## Required work
Look through the listing for the word "Download". Copy each line that has it.

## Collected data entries
-*-

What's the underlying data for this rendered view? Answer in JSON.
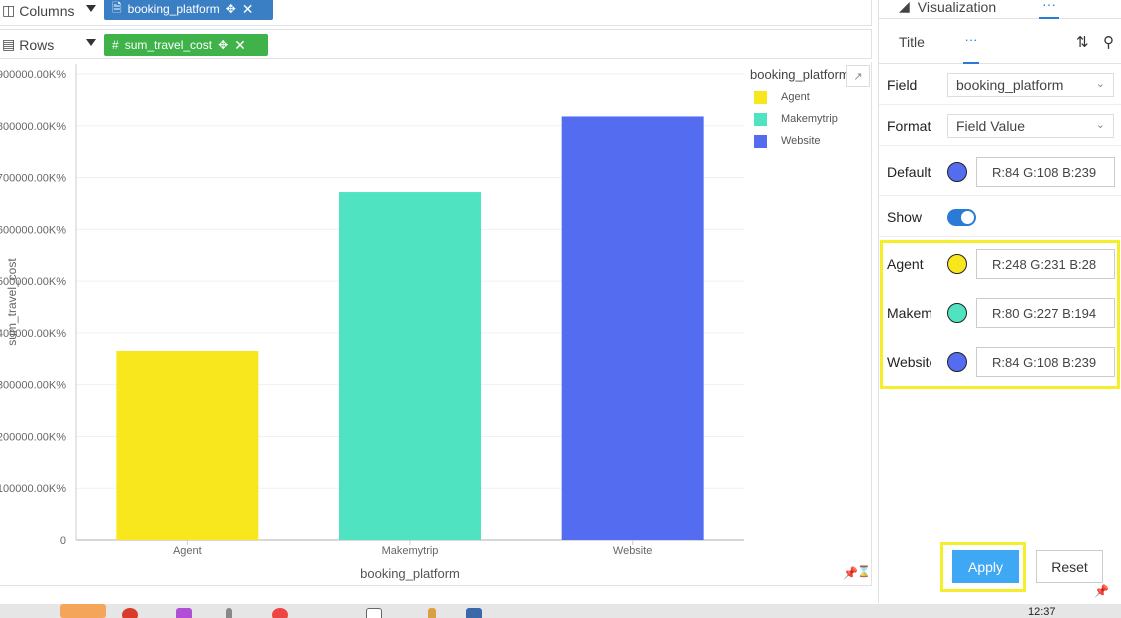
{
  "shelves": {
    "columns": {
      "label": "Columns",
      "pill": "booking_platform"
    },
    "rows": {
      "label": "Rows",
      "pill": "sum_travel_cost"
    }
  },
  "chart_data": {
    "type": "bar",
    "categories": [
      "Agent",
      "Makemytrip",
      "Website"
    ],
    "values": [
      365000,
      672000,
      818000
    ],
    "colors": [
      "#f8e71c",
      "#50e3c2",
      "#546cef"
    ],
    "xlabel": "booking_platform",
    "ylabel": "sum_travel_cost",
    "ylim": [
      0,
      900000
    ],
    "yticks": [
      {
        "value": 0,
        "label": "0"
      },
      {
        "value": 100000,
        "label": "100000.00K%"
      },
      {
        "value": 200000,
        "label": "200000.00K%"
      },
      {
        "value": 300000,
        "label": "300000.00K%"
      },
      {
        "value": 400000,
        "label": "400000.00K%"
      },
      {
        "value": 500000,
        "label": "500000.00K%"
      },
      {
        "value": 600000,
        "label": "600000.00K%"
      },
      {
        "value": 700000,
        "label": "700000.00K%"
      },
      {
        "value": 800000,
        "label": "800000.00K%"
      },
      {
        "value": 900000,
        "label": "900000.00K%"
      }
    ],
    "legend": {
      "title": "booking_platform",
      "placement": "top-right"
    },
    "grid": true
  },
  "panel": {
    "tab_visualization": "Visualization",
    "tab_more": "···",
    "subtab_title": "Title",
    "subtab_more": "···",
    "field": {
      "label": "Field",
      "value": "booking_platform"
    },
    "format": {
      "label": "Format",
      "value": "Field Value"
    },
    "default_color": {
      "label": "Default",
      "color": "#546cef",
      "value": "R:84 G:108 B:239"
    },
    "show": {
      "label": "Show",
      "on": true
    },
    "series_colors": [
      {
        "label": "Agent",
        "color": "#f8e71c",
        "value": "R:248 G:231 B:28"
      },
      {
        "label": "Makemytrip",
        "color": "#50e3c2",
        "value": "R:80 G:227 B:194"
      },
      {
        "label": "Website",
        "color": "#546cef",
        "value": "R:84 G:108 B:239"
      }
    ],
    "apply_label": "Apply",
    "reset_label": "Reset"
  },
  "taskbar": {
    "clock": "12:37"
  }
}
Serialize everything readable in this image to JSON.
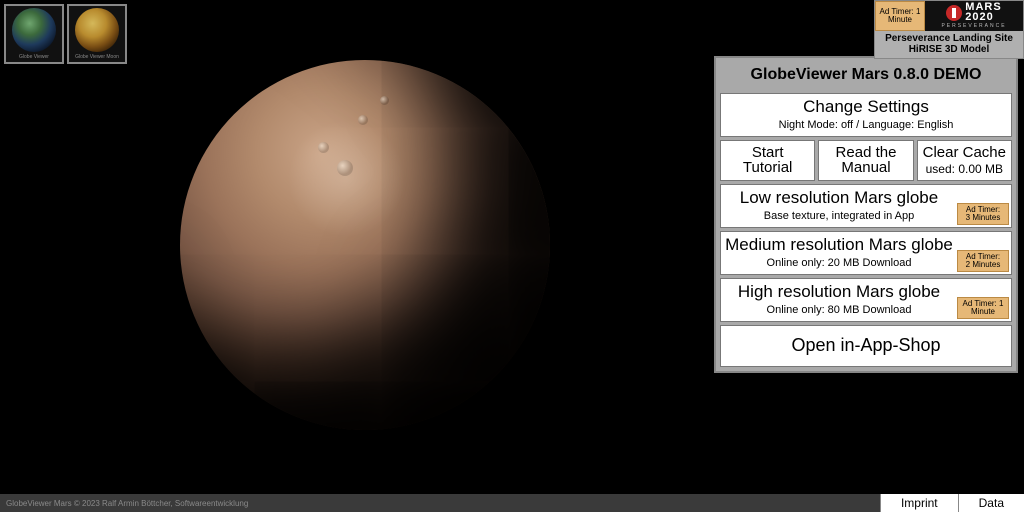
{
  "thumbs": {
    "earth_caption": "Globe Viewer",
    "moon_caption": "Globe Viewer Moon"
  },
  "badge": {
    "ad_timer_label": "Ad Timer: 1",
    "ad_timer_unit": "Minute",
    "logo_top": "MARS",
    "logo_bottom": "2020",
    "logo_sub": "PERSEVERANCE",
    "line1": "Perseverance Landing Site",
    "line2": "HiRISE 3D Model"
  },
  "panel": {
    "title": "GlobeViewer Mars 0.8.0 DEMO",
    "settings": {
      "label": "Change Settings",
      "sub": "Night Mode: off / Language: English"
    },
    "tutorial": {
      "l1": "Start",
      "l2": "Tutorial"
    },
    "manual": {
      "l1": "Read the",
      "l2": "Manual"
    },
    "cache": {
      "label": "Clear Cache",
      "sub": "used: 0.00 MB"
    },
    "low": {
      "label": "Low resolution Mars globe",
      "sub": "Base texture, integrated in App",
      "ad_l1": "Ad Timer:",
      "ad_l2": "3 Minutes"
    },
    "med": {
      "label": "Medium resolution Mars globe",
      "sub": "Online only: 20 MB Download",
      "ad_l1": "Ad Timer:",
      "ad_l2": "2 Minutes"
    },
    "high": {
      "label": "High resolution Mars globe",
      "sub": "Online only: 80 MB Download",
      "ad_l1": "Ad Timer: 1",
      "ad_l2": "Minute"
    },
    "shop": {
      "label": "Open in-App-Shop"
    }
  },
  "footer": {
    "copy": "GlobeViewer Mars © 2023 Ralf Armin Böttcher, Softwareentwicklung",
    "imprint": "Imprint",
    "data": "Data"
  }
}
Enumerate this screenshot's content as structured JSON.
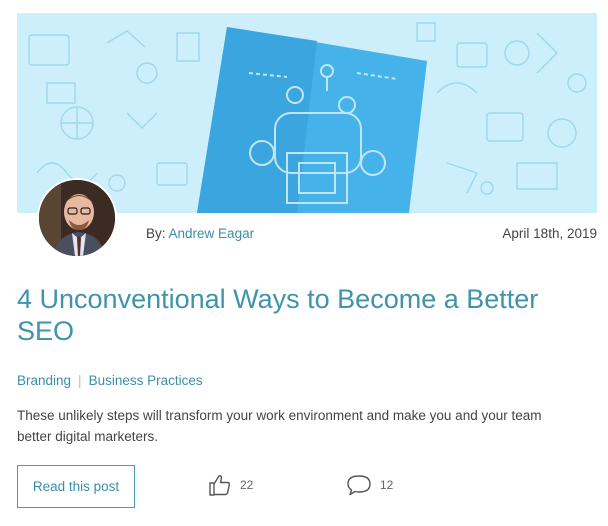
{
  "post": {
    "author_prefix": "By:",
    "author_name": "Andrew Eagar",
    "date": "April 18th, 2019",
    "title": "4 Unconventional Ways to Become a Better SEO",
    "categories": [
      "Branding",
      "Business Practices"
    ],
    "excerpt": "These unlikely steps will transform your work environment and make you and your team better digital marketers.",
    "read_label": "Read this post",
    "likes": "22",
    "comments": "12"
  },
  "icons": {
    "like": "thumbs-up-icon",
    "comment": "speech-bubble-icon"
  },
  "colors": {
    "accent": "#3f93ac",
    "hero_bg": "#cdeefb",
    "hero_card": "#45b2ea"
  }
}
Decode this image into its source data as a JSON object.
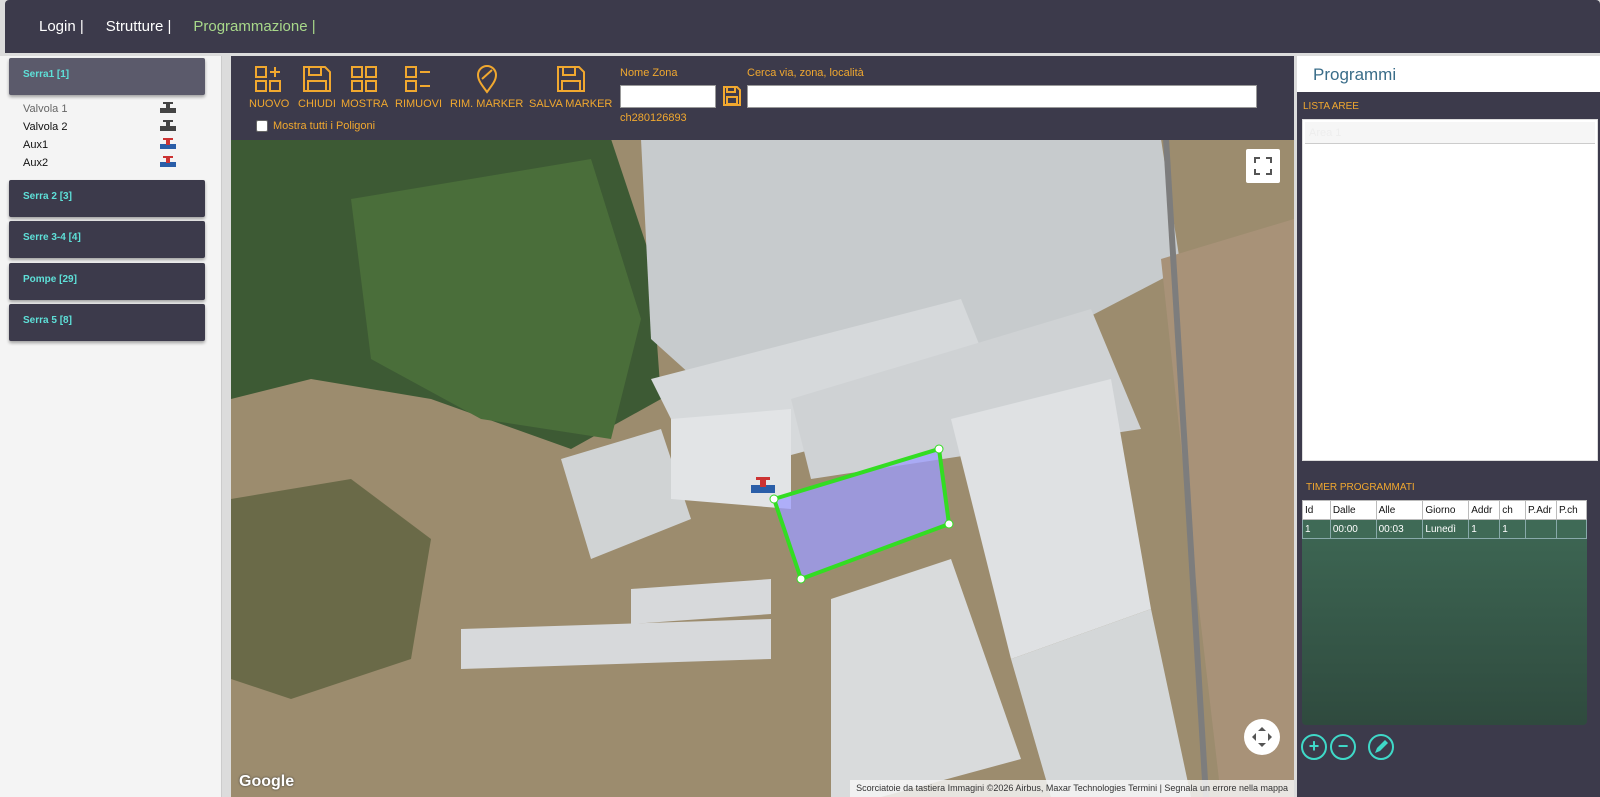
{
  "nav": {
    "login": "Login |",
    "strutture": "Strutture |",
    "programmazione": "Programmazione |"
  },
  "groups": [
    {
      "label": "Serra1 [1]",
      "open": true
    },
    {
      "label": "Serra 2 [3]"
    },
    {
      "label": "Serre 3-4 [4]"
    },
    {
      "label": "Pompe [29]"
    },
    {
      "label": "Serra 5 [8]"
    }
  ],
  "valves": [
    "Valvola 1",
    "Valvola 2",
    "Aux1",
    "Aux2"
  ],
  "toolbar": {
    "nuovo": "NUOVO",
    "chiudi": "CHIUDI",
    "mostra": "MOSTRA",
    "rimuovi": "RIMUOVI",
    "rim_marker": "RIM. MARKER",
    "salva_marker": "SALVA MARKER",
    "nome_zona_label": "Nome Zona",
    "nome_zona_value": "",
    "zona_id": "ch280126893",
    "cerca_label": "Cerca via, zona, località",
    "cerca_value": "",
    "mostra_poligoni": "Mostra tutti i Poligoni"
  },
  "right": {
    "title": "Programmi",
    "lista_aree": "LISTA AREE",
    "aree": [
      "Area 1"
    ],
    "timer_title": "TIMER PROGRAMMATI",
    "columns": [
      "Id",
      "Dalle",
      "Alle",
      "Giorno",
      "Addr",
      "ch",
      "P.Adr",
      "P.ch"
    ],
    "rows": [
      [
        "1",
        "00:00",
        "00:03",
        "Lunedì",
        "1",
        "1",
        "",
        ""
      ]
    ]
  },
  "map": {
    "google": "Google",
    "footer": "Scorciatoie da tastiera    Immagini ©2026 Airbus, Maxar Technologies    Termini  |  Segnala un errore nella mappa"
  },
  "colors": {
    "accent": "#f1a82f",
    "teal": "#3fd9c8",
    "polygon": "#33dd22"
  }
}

-*-

## Full solution
      "sub": "Online only: 20 MB Download",
      "sub": "Online only: 80 MB Download",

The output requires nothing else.